_Directions for this task_
Only the number is wanted: how many lines of these entries contain the word "Optimal"?

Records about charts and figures
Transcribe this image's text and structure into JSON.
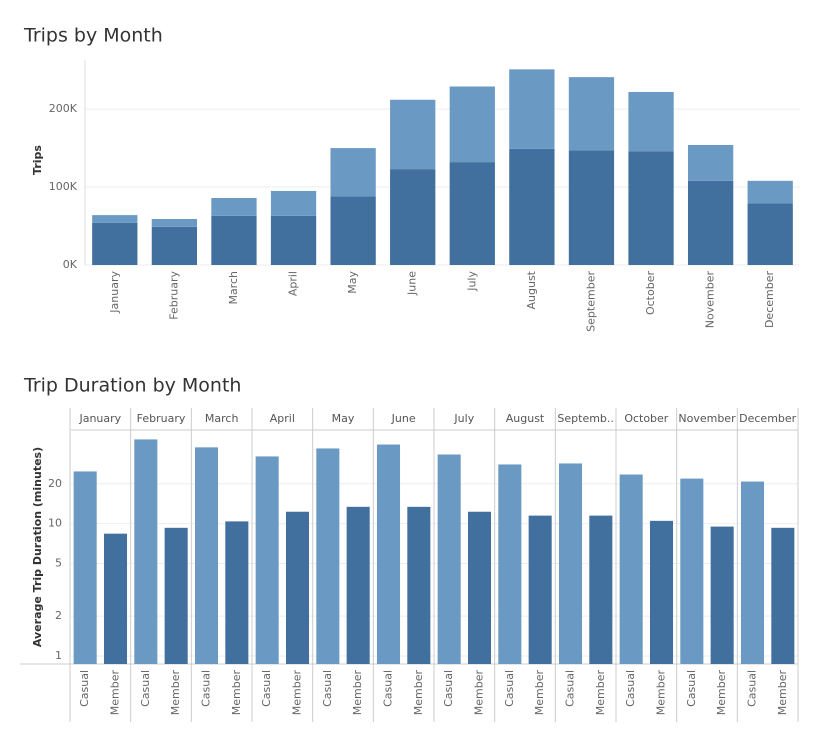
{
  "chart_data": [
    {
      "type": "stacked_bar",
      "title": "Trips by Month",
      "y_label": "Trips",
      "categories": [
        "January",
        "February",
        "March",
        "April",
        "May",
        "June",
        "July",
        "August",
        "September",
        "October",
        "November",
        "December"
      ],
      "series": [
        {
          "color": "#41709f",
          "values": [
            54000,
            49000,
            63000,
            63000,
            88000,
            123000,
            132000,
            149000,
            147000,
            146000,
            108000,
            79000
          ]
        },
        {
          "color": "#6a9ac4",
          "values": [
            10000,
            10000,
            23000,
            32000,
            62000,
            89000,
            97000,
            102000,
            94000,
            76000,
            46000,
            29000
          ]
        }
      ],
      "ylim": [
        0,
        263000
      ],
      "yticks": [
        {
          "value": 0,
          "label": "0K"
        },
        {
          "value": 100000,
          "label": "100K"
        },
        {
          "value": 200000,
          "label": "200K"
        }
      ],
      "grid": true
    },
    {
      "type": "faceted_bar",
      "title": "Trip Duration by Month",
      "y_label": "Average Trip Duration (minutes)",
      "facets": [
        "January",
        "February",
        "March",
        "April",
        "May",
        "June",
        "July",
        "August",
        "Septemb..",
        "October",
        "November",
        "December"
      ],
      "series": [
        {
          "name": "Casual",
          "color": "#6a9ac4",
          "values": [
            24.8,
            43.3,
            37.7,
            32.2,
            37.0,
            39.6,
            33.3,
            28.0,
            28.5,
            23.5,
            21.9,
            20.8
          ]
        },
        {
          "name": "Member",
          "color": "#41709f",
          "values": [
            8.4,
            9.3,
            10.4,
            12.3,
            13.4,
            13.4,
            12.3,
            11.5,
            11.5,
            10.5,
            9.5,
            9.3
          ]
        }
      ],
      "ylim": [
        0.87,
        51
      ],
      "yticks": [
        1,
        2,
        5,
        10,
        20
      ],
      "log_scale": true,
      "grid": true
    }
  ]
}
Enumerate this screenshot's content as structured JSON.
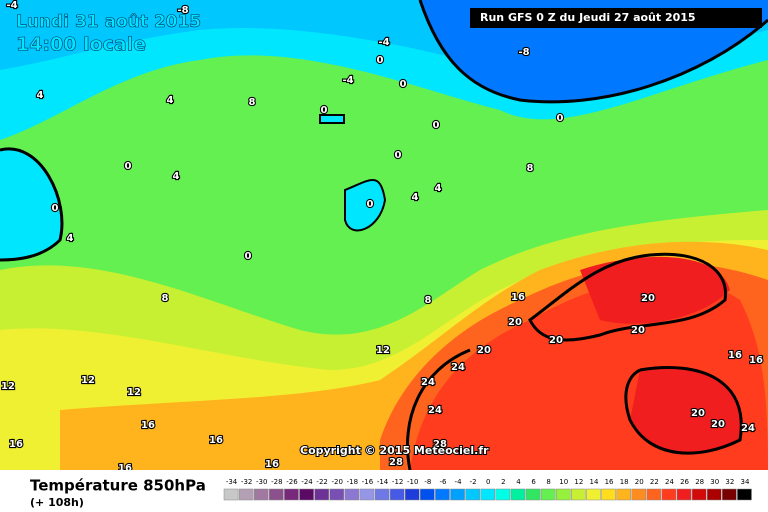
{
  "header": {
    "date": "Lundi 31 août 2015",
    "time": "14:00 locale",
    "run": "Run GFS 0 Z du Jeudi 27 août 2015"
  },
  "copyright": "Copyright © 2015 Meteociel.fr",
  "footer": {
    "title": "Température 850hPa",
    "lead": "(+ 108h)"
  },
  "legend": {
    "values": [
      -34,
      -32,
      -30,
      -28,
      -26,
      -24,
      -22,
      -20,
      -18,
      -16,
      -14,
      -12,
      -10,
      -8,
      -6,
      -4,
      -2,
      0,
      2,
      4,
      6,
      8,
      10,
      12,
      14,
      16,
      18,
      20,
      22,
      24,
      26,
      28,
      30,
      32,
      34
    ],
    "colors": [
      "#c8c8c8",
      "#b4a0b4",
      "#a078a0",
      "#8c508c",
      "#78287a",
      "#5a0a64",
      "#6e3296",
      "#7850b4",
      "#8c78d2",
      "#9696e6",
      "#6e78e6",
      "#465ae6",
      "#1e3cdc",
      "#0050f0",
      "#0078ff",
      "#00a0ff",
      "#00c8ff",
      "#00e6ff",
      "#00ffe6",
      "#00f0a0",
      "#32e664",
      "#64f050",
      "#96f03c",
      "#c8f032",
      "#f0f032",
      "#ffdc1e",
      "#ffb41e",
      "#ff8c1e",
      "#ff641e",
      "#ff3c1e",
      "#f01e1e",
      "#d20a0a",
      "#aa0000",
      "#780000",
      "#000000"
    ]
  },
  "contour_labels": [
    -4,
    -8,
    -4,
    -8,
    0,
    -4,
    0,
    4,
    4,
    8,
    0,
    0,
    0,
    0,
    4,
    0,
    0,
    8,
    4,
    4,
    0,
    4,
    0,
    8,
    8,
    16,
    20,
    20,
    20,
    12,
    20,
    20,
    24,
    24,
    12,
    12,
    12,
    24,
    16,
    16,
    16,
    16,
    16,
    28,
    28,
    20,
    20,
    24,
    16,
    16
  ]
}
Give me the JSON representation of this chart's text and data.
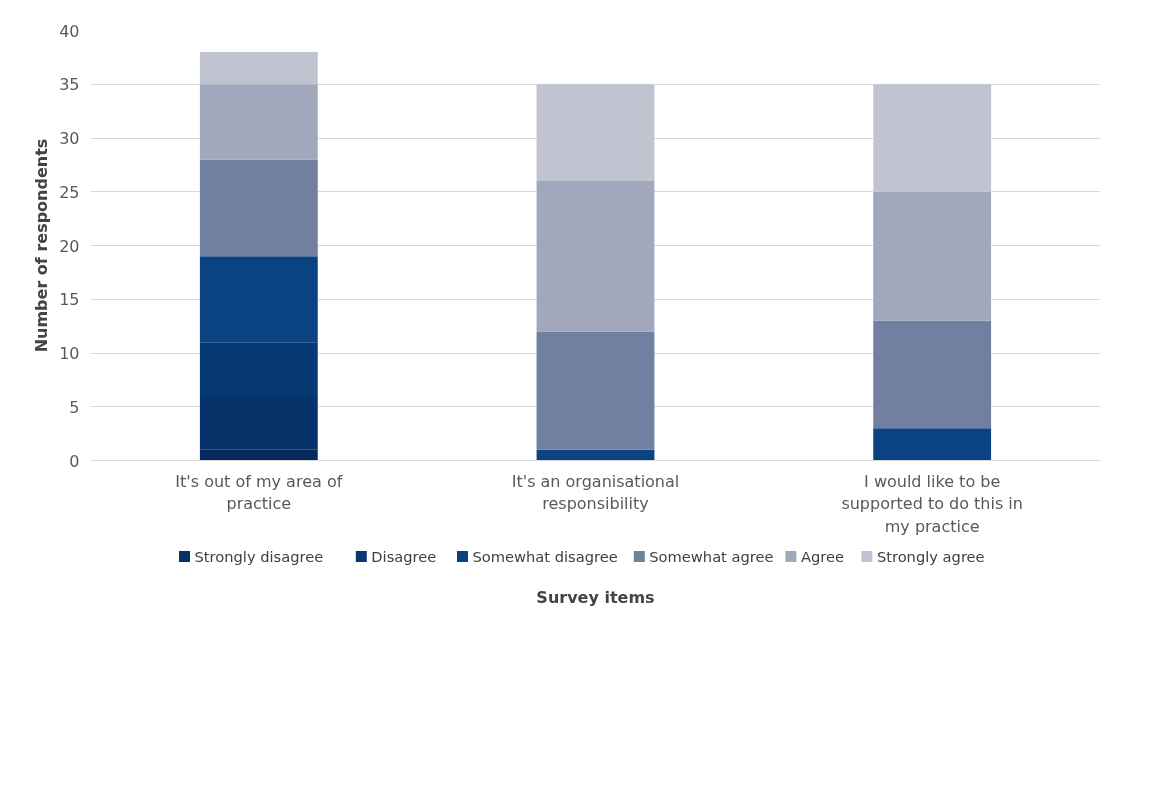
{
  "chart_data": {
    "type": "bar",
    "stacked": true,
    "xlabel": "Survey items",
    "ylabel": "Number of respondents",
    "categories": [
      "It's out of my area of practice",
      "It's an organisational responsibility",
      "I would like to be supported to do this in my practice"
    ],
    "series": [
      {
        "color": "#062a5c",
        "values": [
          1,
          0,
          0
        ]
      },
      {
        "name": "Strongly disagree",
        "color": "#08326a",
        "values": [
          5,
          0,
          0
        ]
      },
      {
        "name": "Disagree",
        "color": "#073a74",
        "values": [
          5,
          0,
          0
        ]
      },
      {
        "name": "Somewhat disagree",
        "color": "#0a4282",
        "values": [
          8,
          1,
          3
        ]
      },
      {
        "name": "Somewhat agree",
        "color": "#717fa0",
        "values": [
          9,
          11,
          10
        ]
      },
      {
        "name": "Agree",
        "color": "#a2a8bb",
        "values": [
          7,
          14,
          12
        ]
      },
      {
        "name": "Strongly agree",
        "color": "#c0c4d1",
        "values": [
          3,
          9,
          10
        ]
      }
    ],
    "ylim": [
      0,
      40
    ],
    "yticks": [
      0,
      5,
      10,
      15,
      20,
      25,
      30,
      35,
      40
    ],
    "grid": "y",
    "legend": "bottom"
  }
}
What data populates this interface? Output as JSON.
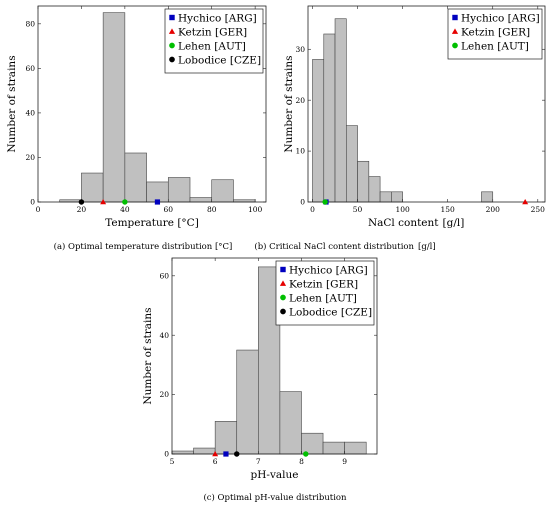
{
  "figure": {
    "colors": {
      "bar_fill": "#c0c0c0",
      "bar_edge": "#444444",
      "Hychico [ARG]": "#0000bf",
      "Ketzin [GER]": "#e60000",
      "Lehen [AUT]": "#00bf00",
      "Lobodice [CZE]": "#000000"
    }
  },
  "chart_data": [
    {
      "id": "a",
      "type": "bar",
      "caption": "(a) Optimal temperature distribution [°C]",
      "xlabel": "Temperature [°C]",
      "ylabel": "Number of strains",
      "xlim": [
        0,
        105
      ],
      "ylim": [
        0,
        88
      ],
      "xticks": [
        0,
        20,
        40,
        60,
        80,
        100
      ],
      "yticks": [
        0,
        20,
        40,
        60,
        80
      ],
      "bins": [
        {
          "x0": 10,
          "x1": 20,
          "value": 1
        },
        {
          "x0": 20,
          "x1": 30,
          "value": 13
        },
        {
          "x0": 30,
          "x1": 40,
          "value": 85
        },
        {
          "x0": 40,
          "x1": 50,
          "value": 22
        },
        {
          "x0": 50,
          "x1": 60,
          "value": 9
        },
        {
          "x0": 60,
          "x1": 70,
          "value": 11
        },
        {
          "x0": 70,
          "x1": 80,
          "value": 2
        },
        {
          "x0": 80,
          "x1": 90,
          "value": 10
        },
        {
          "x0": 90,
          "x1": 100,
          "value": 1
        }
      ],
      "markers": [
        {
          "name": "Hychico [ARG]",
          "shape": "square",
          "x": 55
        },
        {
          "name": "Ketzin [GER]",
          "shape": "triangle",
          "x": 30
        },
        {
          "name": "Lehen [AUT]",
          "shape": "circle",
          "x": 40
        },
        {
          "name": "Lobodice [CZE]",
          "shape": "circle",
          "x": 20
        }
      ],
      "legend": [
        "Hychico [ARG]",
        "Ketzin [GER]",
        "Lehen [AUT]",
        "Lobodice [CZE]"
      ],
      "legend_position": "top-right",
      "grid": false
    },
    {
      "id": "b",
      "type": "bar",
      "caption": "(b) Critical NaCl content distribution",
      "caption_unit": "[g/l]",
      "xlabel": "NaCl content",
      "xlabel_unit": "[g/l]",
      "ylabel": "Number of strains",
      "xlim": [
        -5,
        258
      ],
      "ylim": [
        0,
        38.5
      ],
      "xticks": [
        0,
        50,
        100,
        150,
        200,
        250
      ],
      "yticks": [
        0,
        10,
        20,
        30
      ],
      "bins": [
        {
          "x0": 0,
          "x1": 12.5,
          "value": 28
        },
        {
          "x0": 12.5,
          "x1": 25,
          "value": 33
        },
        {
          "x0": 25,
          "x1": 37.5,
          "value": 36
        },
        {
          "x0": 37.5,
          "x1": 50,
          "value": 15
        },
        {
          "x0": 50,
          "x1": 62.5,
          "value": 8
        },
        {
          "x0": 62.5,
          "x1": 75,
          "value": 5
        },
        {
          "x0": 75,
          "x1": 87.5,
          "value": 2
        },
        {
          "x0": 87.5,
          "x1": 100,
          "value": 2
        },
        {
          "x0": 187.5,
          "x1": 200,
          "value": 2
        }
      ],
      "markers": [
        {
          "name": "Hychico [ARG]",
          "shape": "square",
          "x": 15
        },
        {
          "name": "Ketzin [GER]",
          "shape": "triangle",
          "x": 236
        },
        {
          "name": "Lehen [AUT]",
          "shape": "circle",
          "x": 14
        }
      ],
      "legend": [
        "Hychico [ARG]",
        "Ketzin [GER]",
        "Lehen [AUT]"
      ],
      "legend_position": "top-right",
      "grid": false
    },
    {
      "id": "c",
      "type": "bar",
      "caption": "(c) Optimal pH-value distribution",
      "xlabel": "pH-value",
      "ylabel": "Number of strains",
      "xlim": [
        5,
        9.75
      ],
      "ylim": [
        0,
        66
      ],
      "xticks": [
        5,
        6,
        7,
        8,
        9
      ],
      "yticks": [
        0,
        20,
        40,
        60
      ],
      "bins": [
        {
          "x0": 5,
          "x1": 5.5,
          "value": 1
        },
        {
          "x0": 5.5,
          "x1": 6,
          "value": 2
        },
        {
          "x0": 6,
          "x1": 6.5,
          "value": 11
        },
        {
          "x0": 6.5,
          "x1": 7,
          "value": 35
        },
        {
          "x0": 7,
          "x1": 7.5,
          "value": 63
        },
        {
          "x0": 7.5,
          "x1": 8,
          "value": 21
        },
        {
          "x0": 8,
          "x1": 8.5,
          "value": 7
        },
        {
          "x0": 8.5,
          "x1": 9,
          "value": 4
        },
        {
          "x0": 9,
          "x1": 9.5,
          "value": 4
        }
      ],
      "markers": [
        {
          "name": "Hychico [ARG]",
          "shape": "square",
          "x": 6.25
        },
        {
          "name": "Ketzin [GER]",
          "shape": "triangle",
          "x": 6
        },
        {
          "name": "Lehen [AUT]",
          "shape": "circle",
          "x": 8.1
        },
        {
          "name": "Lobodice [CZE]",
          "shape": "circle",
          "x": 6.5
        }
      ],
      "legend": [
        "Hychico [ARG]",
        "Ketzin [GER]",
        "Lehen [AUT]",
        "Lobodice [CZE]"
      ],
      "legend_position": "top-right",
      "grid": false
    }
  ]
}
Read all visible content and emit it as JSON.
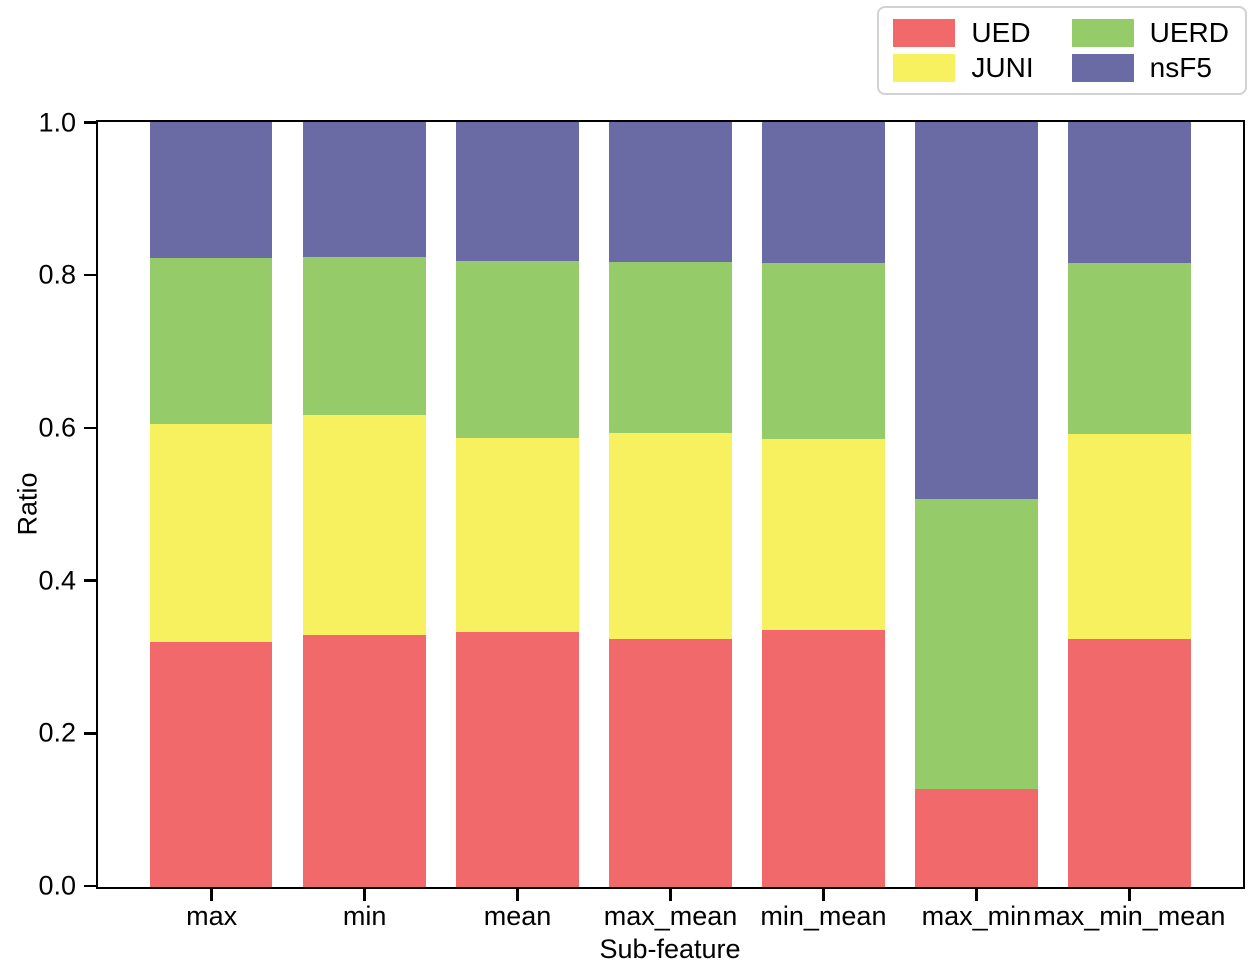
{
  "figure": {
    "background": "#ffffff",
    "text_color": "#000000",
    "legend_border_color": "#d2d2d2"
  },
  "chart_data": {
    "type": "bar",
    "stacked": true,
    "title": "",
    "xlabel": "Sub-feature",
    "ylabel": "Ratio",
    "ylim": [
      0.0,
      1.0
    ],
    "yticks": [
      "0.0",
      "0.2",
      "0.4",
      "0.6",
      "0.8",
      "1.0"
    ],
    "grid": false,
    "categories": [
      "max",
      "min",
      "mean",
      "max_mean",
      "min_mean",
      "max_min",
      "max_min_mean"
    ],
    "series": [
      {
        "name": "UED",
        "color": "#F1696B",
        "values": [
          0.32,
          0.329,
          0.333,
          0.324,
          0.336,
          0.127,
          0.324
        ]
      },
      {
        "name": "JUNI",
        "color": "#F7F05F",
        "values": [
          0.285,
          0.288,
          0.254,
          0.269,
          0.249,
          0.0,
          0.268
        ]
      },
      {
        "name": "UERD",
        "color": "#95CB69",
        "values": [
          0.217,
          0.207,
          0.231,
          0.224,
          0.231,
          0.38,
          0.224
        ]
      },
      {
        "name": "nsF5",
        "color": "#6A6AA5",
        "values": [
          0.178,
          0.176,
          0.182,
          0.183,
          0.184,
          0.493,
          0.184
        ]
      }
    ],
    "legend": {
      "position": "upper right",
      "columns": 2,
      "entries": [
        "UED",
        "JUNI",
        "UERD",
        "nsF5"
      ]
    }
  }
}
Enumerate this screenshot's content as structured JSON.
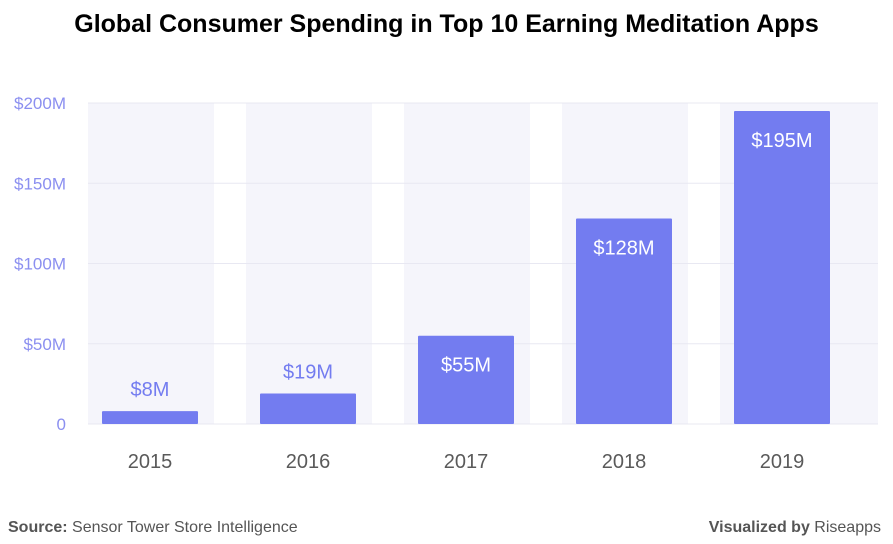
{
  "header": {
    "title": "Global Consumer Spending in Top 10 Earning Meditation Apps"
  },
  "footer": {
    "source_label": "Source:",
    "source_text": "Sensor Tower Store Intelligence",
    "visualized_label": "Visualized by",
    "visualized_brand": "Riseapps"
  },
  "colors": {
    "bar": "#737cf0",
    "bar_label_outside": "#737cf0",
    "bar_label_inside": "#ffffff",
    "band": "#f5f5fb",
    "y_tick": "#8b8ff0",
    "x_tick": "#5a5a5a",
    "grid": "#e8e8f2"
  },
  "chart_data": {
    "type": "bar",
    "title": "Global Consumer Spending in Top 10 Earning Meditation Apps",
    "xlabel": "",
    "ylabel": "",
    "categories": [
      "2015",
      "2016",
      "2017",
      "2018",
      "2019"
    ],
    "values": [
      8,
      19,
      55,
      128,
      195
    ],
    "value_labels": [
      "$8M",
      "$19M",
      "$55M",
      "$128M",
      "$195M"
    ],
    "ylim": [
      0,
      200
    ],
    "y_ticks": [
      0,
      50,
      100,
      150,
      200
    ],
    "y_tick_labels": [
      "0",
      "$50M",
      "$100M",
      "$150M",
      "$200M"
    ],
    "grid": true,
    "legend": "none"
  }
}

_Task answer_
2